> Your objective: Extract from the listing each line in which the word "height" appears.

> Material for this exercise:
══════════════════════════════

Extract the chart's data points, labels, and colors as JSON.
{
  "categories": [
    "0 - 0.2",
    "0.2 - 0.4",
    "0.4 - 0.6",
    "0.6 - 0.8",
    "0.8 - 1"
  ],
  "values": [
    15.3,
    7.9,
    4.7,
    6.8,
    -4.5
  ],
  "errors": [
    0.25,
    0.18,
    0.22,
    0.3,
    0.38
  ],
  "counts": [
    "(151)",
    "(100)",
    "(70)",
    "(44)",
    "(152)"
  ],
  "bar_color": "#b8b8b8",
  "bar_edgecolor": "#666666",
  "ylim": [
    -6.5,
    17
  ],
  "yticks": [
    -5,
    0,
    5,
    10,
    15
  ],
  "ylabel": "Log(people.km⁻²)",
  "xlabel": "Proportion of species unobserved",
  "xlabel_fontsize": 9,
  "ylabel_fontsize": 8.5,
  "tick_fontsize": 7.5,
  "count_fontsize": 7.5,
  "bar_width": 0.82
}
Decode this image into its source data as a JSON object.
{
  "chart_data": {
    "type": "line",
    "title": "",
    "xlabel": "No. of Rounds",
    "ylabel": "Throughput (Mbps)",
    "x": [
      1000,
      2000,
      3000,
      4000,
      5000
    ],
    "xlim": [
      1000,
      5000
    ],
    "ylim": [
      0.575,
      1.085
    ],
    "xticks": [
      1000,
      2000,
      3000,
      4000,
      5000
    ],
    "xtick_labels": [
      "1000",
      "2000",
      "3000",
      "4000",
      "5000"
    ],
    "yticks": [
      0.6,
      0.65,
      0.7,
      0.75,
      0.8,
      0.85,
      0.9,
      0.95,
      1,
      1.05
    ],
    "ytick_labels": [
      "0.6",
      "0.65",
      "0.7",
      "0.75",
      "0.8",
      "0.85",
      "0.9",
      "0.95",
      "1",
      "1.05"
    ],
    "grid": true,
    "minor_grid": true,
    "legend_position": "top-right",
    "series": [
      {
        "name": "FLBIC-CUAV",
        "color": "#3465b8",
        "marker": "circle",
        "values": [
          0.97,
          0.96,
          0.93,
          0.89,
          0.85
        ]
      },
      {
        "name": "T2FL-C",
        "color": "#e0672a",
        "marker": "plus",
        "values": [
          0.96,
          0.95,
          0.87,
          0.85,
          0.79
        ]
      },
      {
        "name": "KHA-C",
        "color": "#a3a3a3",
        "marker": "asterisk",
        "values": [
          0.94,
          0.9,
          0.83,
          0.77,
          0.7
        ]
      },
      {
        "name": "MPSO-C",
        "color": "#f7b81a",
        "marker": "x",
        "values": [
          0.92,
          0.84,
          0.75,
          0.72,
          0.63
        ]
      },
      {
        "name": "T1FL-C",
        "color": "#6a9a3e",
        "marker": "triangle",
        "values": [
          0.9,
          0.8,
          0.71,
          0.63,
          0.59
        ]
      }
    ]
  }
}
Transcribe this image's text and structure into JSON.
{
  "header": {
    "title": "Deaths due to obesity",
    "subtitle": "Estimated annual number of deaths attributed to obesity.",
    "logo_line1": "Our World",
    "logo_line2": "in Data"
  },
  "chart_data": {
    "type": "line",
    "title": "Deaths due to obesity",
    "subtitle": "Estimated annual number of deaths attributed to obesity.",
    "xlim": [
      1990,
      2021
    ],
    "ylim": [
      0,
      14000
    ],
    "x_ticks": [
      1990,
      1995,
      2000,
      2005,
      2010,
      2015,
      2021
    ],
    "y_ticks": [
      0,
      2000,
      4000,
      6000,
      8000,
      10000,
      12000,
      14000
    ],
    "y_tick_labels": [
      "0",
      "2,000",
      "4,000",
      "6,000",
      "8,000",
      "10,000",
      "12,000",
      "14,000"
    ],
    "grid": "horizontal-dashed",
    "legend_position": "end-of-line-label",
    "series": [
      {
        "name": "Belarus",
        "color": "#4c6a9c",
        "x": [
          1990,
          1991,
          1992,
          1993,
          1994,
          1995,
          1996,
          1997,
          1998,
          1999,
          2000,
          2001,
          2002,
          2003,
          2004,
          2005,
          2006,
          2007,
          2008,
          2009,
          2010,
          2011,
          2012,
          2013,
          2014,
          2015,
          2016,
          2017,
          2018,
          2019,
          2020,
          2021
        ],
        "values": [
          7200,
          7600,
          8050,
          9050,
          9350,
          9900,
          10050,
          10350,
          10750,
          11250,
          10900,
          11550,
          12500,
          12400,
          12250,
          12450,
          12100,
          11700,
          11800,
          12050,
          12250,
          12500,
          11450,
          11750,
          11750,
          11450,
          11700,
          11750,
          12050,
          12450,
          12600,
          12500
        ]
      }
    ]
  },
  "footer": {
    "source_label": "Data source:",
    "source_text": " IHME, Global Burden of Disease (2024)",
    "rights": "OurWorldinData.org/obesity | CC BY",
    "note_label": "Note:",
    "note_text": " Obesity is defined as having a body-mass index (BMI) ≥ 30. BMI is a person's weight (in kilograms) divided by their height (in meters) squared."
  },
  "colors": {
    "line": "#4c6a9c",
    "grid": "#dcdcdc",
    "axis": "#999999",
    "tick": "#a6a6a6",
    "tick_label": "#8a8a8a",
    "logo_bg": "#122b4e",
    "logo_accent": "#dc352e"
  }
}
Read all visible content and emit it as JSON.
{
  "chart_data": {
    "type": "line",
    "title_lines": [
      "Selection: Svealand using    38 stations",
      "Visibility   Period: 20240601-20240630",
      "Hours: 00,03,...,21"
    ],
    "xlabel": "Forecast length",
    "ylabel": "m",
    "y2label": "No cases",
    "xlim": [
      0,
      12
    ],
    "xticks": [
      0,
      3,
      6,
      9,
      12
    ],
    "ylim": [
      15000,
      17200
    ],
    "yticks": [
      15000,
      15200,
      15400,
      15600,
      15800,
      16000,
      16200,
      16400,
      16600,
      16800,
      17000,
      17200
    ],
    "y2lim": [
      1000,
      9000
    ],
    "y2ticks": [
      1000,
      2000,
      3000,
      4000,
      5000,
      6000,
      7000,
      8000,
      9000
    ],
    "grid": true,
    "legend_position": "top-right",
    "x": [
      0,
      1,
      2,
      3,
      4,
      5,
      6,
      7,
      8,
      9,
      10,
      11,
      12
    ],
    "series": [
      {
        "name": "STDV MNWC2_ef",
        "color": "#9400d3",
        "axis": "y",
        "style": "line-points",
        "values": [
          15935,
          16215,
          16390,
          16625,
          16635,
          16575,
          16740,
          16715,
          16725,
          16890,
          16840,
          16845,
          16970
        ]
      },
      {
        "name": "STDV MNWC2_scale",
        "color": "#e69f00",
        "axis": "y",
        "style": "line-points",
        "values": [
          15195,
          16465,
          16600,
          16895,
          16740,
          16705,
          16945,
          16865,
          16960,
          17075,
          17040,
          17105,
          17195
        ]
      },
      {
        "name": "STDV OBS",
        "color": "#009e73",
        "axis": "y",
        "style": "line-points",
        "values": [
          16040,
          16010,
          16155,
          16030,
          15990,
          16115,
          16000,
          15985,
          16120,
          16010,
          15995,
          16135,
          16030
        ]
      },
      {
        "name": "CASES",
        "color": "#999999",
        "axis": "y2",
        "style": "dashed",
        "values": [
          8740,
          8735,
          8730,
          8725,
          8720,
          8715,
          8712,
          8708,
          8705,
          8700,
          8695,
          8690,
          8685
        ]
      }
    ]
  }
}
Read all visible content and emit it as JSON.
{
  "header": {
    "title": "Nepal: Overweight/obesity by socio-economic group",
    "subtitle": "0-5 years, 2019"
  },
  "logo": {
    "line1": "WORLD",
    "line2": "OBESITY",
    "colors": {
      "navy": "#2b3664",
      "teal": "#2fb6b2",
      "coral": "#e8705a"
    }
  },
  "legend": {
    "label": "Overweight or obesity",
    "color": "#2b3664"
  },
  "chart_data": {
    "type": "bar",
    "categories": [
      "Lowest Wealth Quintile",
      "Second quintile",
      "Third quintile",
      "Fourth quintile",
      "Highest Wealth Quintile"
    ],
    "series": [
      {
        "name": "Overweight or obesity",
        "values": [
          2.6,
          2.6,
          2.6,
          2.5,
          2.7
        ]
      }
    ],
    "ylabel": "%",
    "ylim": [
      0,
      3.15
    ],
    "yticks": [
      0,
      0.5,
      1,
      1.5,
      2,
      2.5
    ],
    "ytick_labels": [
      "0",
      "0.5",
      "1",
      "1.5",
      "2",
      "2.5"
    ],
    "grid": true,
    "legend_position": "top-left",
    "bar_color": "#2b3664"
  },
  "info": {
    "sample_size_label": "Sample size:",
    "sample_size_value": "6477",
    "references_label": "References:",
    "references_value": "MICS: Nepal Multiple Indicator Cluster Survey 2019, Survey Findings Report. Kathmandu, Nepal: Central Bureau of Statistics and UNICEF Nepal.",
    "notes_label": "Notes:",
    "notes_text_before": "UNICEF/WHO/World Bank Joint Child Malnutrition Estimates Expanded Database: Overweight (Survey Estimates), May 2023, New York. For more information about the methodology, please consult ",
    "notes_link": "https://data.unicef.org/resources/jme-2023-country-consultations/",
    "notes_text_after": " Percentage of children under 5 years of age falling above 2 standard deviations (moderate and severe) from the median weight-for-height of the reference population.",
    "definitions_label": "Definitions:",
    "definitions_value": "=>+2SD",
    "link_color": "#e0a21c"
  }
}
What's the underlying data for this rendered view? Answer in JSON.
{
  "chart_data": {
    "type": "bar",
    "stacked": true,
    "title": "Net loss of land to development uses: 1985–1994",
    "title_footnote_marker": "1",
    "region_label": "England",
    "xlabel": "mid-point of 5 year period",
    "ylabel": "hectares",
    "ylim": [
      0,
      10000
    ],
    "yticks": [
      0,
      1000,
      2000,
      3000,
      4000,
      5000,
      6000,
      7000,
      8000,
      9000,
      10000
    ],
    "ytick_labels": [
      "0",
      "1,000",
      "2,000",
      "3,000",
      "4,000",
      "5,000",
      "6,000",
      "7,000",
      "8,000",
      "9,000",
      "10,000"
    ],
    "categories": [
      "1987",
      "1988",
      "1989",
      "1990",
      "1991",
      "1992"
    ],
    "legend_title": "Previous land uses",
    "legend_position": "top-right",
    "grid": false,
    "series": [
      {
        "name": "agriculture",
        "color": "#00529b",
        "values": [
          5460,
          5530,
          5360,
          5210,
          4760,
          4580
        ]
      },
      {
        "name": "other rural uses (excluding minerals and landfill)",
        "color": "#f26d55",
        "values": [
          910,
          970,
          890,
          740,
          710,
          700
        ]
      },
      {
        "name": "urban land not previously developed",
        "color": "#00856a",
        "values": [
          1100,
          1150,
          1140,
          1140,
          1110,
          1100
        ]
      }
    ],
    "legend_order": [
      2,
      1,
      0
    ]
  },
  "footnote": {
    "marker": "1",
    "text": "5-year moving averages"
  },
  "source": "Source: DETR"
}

══════════════════════════════

> Task result:
    "note_text": " Obesity is defined as having a body-mass index (BMI) ≥ 30. BMI is a person's weight (in kilograms) divided by their height (in meters) squared."
    "notes_text_after": " Percentage of children under 5 years of age falling above 2 standard deviations (moderate and severe) from the median weight-for-height of the reference population.",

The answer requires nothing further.